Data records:
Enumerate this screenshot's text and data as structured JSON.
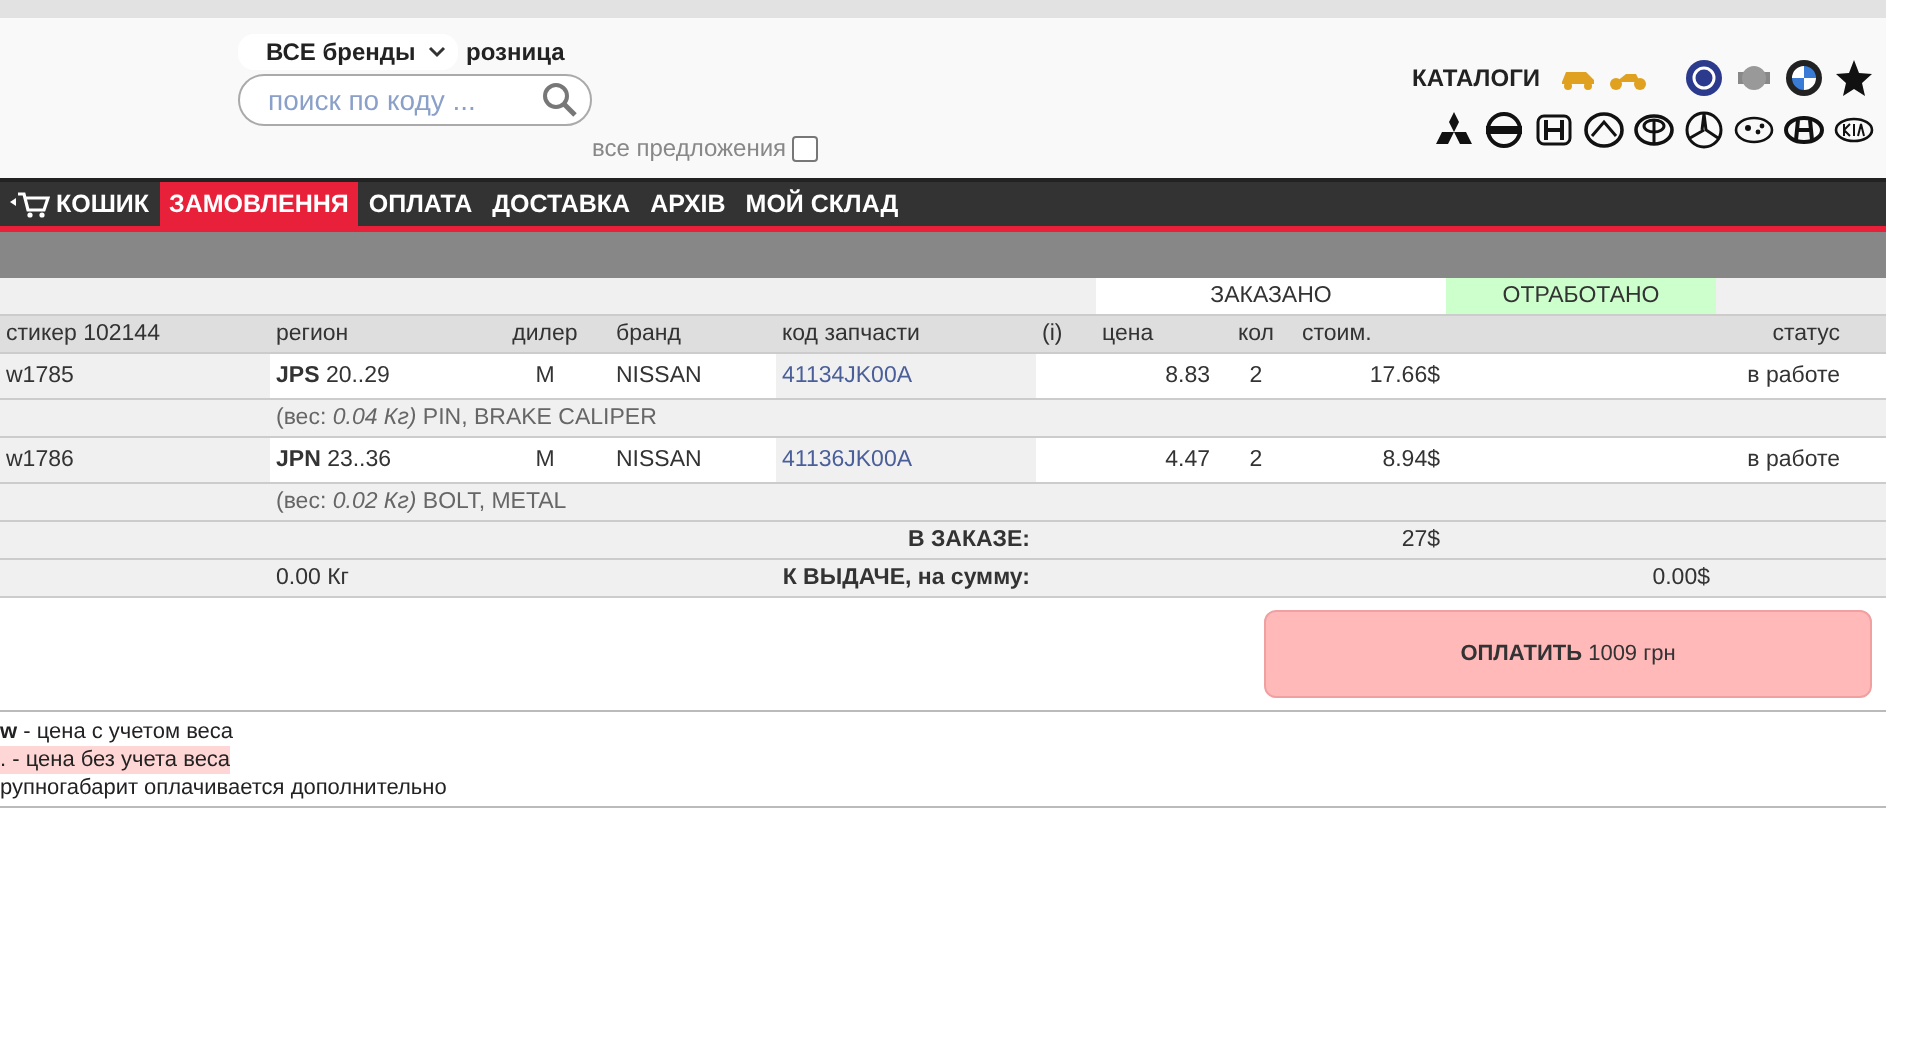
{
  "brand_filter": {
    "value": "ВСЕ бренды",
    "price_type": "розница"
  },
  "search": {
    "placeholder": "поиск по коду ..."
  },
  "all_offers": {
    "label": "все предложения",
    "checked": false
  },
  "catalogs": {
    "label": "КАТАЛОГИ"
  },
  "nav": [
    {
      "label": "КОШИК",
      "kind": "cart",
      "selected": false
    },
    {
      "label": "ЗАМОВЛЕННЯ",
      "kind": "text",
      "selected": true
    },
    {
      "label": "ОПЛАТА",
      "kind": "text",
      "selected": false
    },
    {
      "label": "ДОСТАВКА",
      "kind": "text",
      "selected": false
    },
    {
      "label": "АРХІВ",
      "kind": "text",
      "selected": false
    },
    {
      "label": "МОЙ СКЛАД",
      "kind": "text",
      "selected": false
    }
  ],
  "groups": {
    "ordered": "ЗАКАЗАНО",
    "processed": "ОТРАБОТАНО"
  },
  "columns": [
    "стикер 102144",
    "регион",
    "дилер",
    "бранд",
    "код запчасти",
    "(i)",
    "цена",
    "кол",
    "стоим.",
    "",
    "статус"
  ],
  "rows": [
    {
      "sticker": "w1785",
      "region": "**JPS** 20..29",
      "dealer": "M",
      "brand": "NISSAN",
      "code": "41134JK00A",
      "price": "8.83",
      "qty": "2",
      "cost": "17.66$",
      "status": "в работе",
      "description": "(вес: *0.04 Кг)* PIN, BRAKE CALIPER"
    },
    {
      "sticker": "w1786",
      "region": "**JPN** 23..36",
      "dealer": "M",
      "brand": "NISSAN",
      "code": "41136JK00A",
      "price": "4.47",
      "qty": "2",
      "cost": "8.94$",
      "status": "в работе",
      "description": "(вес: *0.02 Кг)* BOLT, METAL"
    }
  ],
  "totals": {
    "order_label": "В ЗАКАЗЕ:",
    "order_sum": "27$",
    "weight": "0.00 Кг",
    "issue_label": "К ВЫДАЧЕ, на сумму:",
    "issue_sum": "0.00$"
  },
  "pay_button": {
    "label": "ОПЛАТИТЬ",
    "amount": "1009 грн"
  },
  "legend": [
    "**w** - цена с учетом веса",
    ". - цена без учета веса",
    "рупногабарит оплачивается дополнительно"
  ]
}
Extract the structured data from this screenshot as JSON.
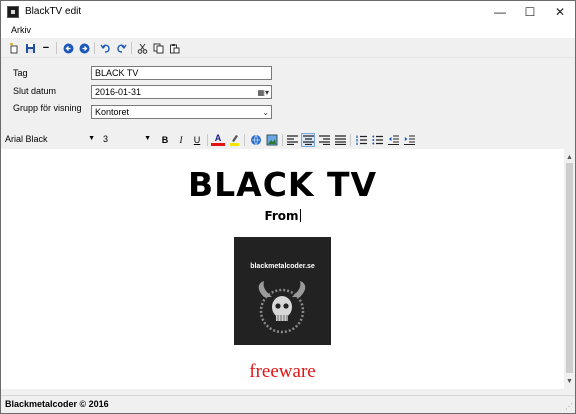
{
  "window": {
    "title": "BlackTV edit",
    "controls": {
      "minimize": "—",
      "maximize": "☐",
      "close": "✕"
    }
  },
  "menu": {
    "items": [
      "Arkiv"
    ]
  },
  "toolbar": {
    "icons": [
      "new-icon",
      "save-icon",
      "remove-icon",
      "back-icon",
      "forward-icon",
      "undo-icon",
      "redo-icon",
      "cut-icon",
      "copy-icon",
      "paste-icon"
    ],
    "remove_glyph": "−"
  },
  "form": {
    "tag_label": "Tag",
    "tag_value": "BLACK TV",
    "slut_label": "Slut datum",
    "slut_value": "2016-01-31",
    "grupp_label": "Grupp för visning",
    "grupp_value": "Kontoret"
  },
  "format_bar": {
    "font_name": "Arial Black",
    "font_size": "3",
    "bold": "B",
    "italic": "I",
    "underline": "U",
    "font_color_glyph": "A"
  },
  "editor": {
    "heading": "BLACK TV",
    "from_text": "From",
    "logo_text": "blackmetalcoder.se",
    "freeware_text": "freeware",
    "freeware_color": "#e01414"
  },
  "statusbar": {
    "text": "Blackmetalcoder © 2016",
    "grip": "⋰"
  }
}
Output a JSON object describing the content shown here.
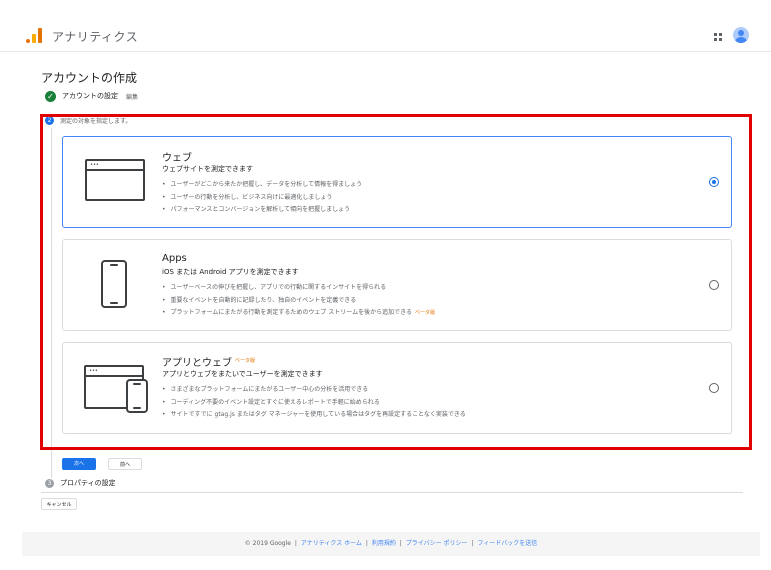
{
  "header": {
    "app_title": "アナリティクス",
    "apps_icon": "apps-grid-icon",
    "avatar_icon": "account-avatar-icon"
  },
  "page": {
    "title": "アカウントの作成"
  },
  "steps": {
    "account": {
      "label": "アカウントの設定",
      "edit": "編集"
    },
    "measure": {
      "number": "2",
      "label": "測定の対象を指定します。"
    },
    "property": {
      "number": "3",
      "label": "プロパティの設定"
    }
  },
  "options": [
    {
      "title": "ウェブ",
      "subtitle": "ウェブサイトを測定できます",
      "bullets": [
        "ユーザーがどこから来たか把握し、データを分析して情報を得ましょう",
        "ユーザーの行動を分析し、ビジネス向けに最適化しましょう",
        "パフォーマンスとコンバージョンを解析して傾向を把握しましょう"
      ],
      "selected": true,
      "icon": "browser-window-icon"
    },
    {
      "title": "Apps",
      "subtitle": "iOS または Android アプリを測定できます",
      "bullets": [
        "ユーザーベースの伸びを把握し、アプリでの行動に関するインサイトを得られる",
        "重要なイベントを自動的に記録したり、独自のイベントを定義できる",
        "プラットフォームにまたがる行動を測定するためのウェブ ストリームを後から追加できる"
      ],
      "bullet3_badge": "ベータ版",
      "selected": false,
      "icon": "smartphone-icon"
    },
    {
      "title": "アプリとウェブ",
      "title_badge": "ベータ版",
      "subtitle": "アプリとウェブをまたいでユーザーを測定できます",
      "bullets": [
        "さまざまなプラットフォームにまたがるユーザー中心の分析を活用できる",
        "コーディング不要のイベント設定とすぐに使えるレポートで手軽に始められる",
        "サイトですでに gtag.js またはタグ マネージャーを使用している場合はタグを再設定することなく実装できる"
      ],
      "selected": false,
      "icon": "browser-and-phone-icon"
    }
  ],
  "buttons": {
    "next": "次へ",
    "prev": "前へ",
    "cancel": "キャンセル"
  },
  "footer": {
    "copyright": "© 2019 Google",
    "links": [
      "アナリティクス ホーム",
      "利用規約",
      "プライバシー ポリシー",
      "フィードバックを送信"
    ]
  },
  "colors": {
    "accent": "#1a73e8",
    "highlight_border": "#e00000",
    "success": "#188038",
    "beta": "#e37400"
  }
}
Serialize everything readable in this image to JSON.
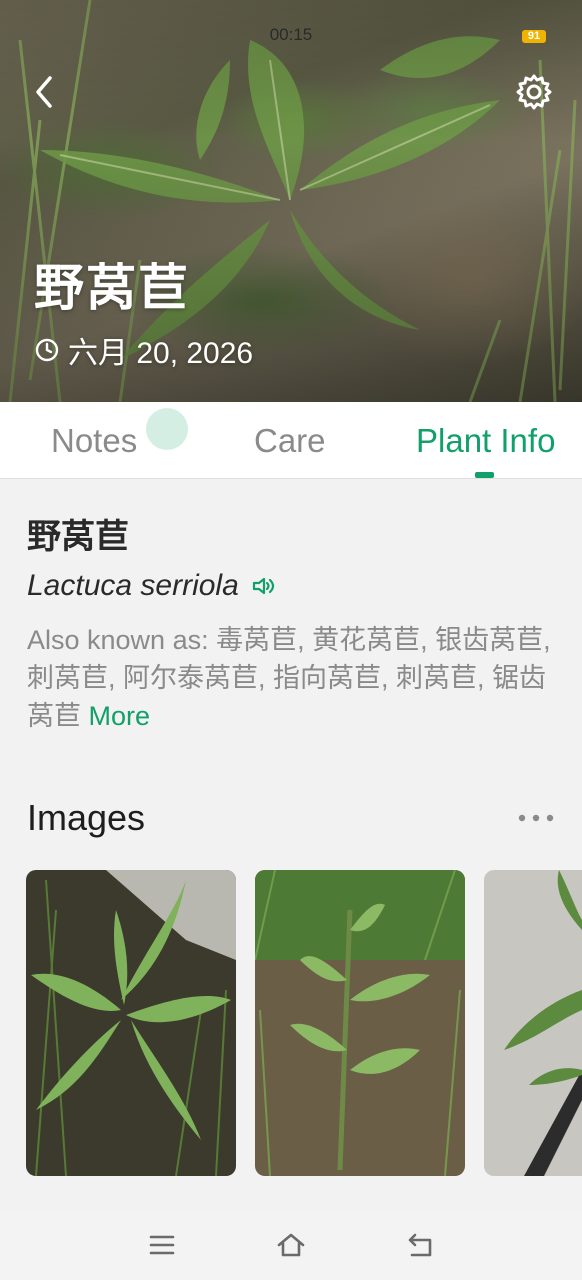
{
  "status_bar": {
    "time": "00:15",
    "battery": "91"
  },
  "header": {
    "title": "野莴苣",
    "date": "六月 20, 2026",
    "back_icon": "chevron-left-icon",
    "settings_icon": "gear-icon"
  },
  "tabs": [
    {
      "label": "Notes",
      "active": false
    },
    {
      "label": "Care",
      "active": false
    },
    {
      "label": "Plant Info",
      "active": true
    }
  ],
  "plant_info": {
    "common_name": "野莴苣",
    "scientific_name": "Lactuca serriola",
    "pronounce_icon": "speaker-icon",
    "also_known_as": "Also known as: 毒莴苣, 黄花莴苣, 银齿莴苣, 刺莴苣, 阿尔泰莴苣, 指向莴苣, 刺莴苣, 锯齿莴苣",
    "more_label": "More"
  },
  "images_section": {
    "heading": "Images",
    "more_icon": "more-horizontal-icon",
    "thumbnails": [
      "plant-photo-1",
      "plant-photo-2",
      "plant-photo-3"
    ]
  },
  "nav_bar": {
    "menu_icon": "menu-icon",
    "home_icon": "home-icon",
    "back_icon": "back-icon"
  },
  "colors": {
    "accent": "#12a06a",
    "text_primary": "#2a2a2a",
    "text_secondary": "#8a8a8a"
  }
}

Task details: Retype all the records shown above, character for character. Omit every picture.

Correct answer:
Enumerate this screenshot's text and data as structured JSON.
{
  "brand_filter": {
    "value": "ВСЕ бренды",
    "price_type": "розница"
  },
  "search": {
    "placeholder": "поиск по коду ..."
  },
  "all_offers": {
    "label": "все предложения",
    "checked": false
  },
  "catalogs": {
    "label": "КАТАЛОГИ"
  },
  "nav": [
    {
      "label": "КОШИК",
      "kind": "cart",
      "selected": false
    },
    {
      "label": "ЗАМОВЛЕННЯ",
      "kind": "text",
      "selected": true
    },
    {
      "label": "ОПЛАТА",
      "kind": "text",
      "selected": false
    },
    {
      "label": "ДОСТАВКА",
      "kind": "text",
      "selected": false
    },
    {
      "label": "АРХІВ",
      "kind": "text",
      "selected": false
    },
    {
      "label": "МОЙ СКЛАД",
      "kind": "text",
      "selected": false
    }
  ],
  "groups": {
    "ordered": "ЗАКАЗАНО",
    "processed": "ОТРАБОТАНО"
  },
  "columns": [
    "стикер 102144",
    "регион",
    "дилер",
    "бранд",
    "код запчасти",
    "(i)",
    "цена",
    "кол",
    "стоим.",
    "",
    "статус"
  ],
  "rows": [
    {
      "sticker": "w1785",
      "region": "**JPS** 20..29",
      "dealer": "M",
      "brand": "NISSAN",
      "code": "41134JK00A",
      "price": "8.83",
      "qty": "2",
      "cost": "17.66$",
      "status": "в работе",
      "description": "(вес: *0.04 Кг)* PIN, BRAKE CALIPER"
    },
    {
      "sticker": "w1786",
      "region": "**JPN** 23..36",
      "dealer": "M",
      "brand": "NISSAN",
      "code": "41136JK00A",
      "price": "4.47",
      "qty": "2",
      "cost": "8.94$",
      "status": "в работе",
      "description": "(вес: *0.02 Кг)* BOLT, METAL"
    }
  ],
  "totals": {
    "order_label": "В ЗАКАЗЕ:",
    "order_sum": "27$",
    "weight": "0.00 Кг",
    "issue_label": "К ВЫДАЧЕ, на сумму:",
    "issue_sum": "0.00$"
  },
  "pay_button": {
    "label": "ОПЛАТИТЬ",
    "amount": "1009 грн"
  },
  "legend": [
    "**w** - цена с учетом веса",
    ". - цена без учета веса",
    "рупногабарит оплачивается дополнительно"
  ]
}
Extract the structured data from this screenshot as JSON.
{
  "window": {
    "title": "BlackTV edit",
    "controls": {
      "minimize": "—",
      "maximize": "☐",
      "close": "✕"
    }
  },
  "menu": {
    "items": [
      "Arkiv"
    ]
  },
  "toolbar": {
    "icons": [
      "new-icon",
      "save-icon",
      "remove-icon",
      "back-icon",
      "forward-icon",
      "undo-icon",
      "redo-icon",
      "cut-icon",
      "copy-icon",
      "paste-icon"
    ],
    "remove_glyph": "−"
  },
  "form": {
    "tag_label": "Tag",
    "tag_value": "BLACK TV",
    "slut_label": "Slut datum",
    "slut_value": "2016-01-31",
    "grupp_label": "Grupp för visning",
    "grupp_value": "Kontoret"
  },
  "format_bar": {
    "font_name": "Arial Black",
    "font_size": "3",
    "bold": "B",
    "italic": "I",
    "underline": "U",
    "font_color_glyph": "A"
  },
  "editor": {
    "heading": "BLACK TV",
    "from_text": "From",
    "logo_text": "blackmetalcoder.se",
    "freeware_text": "freeware",
    "freeware_color": "#e01414"
  },
  "statusbar": {
    "text": "Blackmetalcoder © 2016",
    "grip": "⋰"
  }
}
Output a JSON object describing the content shown here.
{
  "header": {
    "app_title": "アナリティクス",
    "apps_icon": "apps-grid-icon",
    "avatar_icon": "account-avatar-icon"
  },
  "page": {
    "title": "アカウントの作成"
  },
  "steps": {
    "account": {
      "label": "アカウントの設定",
      "edit": "編集"
    },
    "measure": {
      "number": "2",
      "label": "測定の対象を指定します。"
    },
    "property": {
      "number": "3",
      "label": "プロパティの設定"
    }
  },
  "options": [
    {
      "title": "ウェブ",
      "subtitle": "ウェブサイトを測定できます",
      "bullets": [
        "ユーザーがどこから来たか把握し、データを分析して情報を得ましょう",
        "ユーザーの行動を分析し、ビジネス向けに最適化しましょう",
        "パフォーマンスとコンバージョンを解析して傾向を把握しましょう"
      ],
      "selected": true,
      "icon": "browser-window-icon"
    },
    {
      "title": "Apps",
      "subtitle": "iOS または Android アプリを測定できます",
      "bullets": [
        "ユーザーベースの伸びを把握し、アプリでの行動に関するインサイトを得られる",
        "重要なイベントを自動的に記録したり、独自のイベントを定義できる",
        "プラットフォームにまたがる行動を測定するためのウェブ ストリームを後から追加できる"
      ],
      "bullet3_badge": "ベータ版",
      "selected": false,
      "icon": "smartphone-icon"
    },
    {
      "title": "アプリとウェブ",
      "title_badge": "ベータ版",
      "subtitle": "アプリとウェブをまたいでユーザーを測定できます",
      "bullets": [
        "さまざまなプラットフォームにまたがるユーザー中心の分析を活用できる",
        "コーディング不要のイベント設定とすぐに使えるレポートで手軽に始められる",
        "サイトですでに gtag.js またはタグ マネージャーを使用している場合はタグを再設定することなく実装できる"
      ],
      "selected": false,
      "icon": "browser-and-phone-icon"
    }
  ],
  "buttons": {
    "next": "次へ",
    "prev": "前へ",
    "cancel": "キャンセル"
  },
  "footer": {
    "copyright": "© 2019 Google",
    "links": [
      "アナリティクス ホーム",
      "利用規約",
      "プライバシー ポリシー",
      "フィードバックを送信"
    ]
  },
  "colors": {
    "accent": "#1a73e8",
    "highlight_border": "#e00000",
    "success": "#188038",
    "beta": "#e37400"
  }
}
Serialize everything readable in this image to JSON.
{
  "status_bar": {
    "time": "00:15",
    "battery": "91"
  },
  "header": {
    "title": "野莴苣",
    "date": "六月 20, 2026",
    "back_icon": "chevron-left-icon",
    "settings_icon": "gear-icon"
  },
  "tabs": [
    {
      "label": "Notes",
      "active": false
    },
    {
      "label": "Care",
      "active": false
    },
    {
      "label": "Plant Info",
      "active": true
    }
  ],
  "plant_info": {
    "common_name": "野莴苣",
    "scientific_name": "Lactuca serriola",
    "pronounce_icon": "speaker-icon",
    "also_known_as": "Also known as: 毒莴苣, 黄花莴苣, 银齿莴苣, 刺莴苣, 阿尔泰莴苣, 指向莴苣, 刺莴苣, 锯齿莴苣",
    "more_label": "More"
  },
  "images_section": {
    "heading": "Images",
    "more_icon": "more-horizontal-icon",
    "thumbnails": [
      "plant-photo-1",
      "plant-photo-2",
      "plant-photo-3"
    ]
  },
  "nav_bar": {
    "menu_icon": "menu-icon",
    "home_icon": "home-icon",
    "back_icon": "back-icon"
  },
  "colors": {
    "accent": "#12a06a",
    "text_primary": "#2a2a2a",
    "text_secondary": "#8a8a8a"
  }
}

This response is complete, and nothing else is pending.